* start *

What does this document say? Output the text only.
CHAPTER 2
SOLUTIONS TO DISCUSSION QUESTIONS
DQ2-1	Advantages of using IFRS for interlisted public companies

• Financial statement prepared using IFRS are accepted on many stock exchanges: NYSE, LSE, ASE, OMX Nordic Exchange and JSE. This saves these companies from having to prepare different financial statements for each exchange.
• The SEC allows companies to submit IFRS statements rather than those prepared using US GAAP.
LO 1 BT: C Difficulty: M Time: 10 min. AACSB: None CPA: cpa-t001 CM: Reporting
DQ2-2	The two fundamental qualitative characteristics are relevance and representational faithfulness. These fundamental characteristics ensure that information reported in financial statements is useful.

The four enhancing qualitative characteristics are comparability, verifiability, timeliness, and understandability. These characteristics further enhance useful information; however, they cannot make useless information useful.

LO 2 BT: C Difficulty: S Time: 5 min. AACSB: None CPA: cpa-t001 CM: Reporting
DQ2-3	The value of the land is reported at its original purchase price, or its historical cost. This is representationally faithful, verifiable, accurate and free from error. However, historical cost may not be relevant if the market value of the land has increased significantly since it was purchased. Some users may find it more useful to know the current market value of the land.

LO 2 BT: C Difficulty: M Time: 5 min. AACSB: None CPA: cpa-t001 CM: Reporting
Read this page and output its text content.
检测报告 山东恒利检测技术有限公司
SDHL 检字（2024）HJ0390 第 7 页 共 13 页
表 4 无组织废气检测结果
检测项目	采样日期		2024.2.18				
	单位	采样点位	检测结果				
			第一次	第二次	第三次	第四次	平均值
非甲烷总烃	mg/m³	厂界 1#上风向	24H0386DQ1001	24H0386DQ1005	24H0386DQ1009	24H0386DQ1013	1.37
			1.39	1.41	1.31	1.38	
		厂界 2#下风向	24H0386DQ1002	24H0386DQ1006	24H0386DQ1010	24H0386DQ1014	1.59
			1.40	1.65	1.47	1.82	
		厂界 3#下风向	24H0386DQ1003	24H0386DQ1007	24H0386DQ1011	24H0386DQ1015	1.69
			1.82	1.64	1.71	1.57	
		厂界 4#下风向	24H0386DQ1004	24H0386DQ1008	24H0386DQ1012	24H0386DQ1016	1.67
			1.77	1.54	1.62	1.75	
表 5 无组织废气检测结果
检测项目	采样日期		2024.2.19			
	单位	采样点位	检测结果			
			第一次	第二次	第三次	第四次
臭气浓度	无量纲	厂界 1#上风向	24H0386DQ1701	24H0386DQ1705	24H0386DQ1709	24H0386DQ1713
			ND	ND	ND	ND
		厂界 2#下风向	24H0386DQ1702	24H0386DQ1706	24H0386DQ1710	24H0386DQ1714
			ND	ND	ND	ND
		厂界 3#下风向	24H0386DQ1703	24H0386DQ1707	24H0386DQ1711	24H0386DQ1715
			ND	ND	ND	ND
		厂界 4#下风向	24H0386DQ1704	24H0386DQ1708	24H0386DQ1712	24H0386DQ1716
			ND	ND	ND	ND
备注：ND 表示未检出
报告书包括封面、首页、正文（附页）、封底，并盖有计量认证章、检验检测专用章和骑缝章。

* end *

> SET EXERCISE
Extract all the material, leaving every line as it is.

> RESULT FOR THIS TASK
What does this document say? Output the text only.
CHAPTER 2
SOLUTIONS TO DISCUSSION QUESTIONS
DQ2-1	Advantages of using IFRS for interlisted public companies

• Financial statement prepared using IFRS are accepted on many stock exchanges: NYSE, LSE, ASE, OMX Nordic Exchange and JSE. This saves these companies from having to prepare different financial statements for each exchange.
• The SEC allows companies to submit IFRS statements rather than those prepared using US GAAP.
LO 1 BT: C Difficulty: M Time: 10 min. AACSB: None CPA: cpa-t001 CM: Reporting
DQ2-2	The two fundamental qualitative characteristics are relevance and representational faithfulness. These fundamental characteristics ensure that information reported in financial statements is useful.

The four enhancing qualitative characteristics are comparability, verifiability, timeliness, and understandability. These characteristics further enhance useful information; however, they cannot make useless information useful.

LO 2 BT: C Difficulty: S Time: 5 min. AACSB: None CPA: cpa-t001 CM: Reporting
DQ2-3	The value of the land is reported at its original purchase price, or its historical cost. This is representationally faithful, verifiable, accurate and free from error. However, historical cost may not be relevant if the market value of the land has increased significantly since it was purchased. Some users may find it more useful to know the current market value of the land.

LO 2 BT: C Difficulty: M Time: 5 min. AACSB: None CPA: cpa-t001 CM: Reporting
Read this page and output its text content.
检测报告 山东恒利检测技术有限公司
SDHL 检字（2024）HJ0390 第 7 页 共 13 页
表 4 无组织废气检测结果
检测项目	采样日期		2024.2.18				
	单位	采样点位	检测结果				
			第一次	第二次	第三次	第四次	平均值
非甲烷总烃	mg/m³	厂界 1#上风向	24H0386DQ1001	24H0386DQ1005	24H0386DQ1009	24H0386DQ1013	1.37
			1.39	1.41	1.31	1.38	
		厂界 2#下风向	24H0386DQ1002	24H0386DQ1006	24H0386DQ1010	24H0386DQ1014	1.59
			1.40	1.65	1.47	1.82	
		厂界 3#下风向	24H0386DQ1003	24H0386DQ1007	24H0386DQ1011	24H0386DQ1015	1.69
			1.82	1.64	1.71	1.57	
		厂界 4#下风向	24H0386DQ1004	24H0386DQ1008	24H0386DQ1012	24H0386DQ1016	1.67
			1.77	1.54	1.62	1.75	
表 5 无组织废气检测结果
检测项目	采样日期		2024.2.19			
	单位	采样点位	检测结果			
			第一次	第二次	第三次	第四次
臭气浓度	无量纲	厂界 1#上风向	24H0386DQ1701	24H0386DQ1705	24H0386DQ1709	24H0386DQ1713
			ND	ND	ND	ND
		厂界 2#下风向	24H0386DQ1702	24H0386DQ1706	24H0386DQ1710	24H0386DQ1714
			ND	ND	ND	ND
		厂界 3#下风向	24H0386DQ1703	24H0386DQ1707	24H0386DQ1711	24H0386DQ1715
			ND	ND	ND	ND
		厂界 4#下风向	24H0386DQ1704	24H0386DQ1708	24H0386DQ1712	24H0386DQ1716
			ND	ND	ND	ND
备注：ND 表示未检出
报告书包括封面、首页、正文（附页）、封底，并盖有计量认证章、检验检测专用章和骑缝章。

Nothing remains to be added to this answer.